AVAILABLE RECORDS ->

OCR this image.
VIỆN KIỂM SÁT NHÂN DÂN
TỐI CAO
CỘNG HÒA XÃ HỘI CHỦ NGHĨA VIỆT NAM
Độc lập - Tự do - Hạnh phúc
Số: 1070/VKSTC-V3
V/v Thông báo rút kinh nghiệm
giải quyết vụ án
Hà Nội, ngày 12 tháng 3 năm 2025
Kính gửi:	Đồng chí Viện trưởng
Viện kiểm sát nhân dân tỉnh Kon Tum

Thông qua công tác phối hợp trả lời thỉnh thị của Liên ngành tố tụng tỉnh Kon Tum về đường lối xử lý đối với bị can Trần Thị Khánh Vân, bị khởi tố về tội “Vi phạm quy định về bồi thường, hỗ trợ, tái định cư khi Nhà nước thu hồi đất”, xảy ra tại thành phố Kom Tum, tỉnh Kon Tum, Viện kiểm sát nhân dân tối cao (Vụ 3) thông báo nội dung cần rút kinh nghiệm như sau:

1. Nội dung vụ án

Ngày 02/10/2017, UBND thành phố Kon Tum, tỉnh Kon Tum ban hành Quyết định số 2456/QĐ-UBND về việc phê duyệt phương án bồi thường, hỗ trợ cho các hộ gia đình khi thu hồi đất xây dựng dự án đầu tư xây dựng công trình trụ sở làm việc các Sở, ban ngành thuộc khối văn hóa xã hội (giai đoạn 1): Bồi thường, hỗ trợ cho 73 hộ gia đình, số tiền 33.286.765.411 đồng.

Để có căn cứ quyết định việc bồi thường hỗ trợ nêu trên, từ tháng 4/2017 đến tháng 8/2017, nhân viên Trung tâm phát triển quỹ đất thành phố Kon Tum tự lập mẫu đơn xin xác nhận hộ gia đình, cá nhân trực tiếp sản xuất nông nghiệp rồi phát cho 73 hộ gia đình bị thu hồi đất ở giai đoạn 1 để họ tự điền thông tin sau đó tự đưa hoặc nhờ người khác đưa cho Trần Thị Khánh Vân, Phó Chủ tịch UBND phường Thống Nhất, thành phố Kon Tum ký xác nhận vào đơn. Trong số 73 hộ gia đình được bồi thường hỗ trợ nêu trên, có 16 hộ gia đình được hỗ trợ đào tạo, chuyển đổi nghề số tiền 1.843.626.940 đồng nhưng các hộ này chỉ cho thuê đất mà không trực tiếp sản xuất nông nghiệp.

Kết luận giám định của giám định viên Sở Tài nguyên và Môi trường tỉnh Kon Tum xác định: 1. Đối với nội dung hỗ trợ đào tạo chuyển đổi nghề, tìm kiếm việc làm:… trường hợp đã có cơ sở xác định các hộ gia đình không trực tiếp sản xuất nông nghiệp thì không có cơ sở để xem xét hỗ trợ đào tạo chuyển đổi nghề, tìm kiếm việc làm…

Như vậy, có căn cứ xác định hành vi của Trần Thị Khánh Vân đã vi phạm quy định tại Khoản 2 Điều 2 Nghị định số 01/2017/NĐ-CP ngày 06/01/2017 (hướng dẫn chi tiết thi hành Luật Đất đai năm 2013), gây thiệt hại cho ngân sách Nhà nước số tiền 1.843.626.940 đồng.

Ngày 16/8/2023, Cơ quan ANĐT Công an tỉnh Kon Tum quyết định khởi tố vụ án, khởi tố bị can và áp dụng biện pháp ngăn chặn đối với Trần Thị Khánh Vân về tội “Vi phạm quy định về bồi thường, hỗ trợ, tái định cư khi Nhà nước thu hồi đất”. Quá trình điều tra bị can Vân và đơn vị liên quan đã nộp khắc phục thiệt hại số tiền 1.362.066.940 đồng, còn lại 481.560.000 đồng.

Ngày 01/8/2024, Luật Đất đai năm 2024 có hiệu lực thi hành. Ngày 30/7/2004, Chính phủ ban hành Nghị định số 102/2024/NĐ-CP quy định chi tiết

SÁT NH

PROBLEM DESCRIPTION -> Your task is to quote all of the data word for word.

RESPONSE TO THE TASK ->
OCR this image.
VIỆN KIỂM SÁT NHÂN DÂN
TỐI CAO
CỘNG HÒA XÃ HỘI CHỦ NGHĨA VIỆT NAM
Độc lập - Tự do - Hạnh phúc
Số: 1070/VKSTC-V3
V/v Thông báo rút kinh nghiệm
giải quyết vụ án
Hà Nội, ngày 12 tháng 3 năm 2025
Kính gửi:	Đồng chí Viện trưởng
Viện kiểm sát nhân dân tỉnh Kon Tum

Thông qua công tác phối hợp trả lời thỉnh thị của Liên ngành tố tụng tỉnh Kon Tum về đường lối xử lý đối với bị can Trần Thị Khánh Vân, bị khởi tố về tội “Vi phạm quy định về bồi thường, hỗ trợ, tái định cư khi Nhà nước thu hồi đất”, xảy ra tại thành phố Kom Tum, tỉnh Kon Tum, Viện kiểm sát nhân dân tối cao (Vụ 3) thông báo nội dung cần rút kinh nghiệm như sau:

1. Nội dung vụ án

Ngày 02/10/2017, UBND thành phố Kon Tum, tỉnh Kon Tum ban hành Quyết định số 2456/QĐ-UBND về việc phê duyệt phương án bồi thường, hỗ trợ cho các hộ gia đình khi thu hồi đất xây dựng dự án đầu tư xây dựng công trình trụ sở làm việc các Sở, ban ngành thuộc khối văn hóa xã hội (giai đoạn 1): Bồi thường, hỗ trợ cho 73 hộ gia đình, số tiền 33.286.765.411 đồng.

Để có căn cứ quyết định việc bồi thường hỗ trợ nêu trên, từ tháng 4/2017 đến tháng 8/2017, nhân viên Trung tâm phát triển quỹ đất thành phố Kon Tum tự lập mẫu đơn xin xác nhận hộ gia đình, cá nhân trực tiếp sản xuất nông nghiệp rồi phát cho 73 hộ gia đình bị thu hồi đất ở giai đoạn 1 để họ tự điền thông tin sau đó tự đưa hoặc nhờ người khác đưa cho Trần Thị Khánh Vân, Phó Chủ tịch UBND phường Thống Nhất, thành phố Kon Tum ký xác nhận vào đơn. Trong số 73 hộ gia đình được bồi thường hỗ trợ nêu trên, có 16 hộ gia đình được hỗ trợ đào tạo, chuyển đổi nghề số tiền 1.843.626.940 đồng nhưng các hộ này chỉ cho thuê đất mà không trực tiếp sản xuất nông nghiệp.

Kết luận giám định của giám định viên Sở Tài nguyên và Môi trường tỉnh Kon Tum xác định: 1. Đối với nội dung hỗ trợ đào tạo chuyển đổi nghề, tìm kiếm việc làm:… trường hợp đã có cơ sở xác định các hộ gia đình không trực tiếp sản xuất nông nghiệp thì không có cơ sở để xem xét hỗ trợ đào tạo chuyển đổi nghề, tìm kiếm việc làm…

Như vậy, có căn cứ xác định hành vi của Trần Thị Khánh Vân đã vi phạm quy định tại Khoản 2 Điều 2 Nghị định số 01/2017/NĐ-CP ngày 06/01/2017 (hướng dẫn chi tiết thi hành Luật Đất đai năm 2013), gây thiệt hại cho ngân sách Nhà nước số tiền 1.843.626.940 đồng.

Ngày 16/8/2023, Cơ quan ANĐT Công an tỉnh Kon Tum quyết định khởi tố vụ án, khởi tố bị can và áp dụng biện pháp ngăn chặn đối với Trần Thị Khánh Vân về tội “Vi phạm quy định về bồi thường, hỗ trợ, tái định cư khi Nhà nước thu hồi đất”. Quá trình điều tra bị can Vân và đơn vị liên quan đã nộp khắc phục thiệt hại số tiền 1.362.066.940 đồng, còn lại 481.560.000 đồng.

Ngày 01/8/2024, Luật Đất đai năm 2024 có hiệu lực thi hành. Ngày 30/7/2004, Chính phủ ban hành Nghị định số 102/2024/NĐ-CP quy định chi tiết

SÁT NH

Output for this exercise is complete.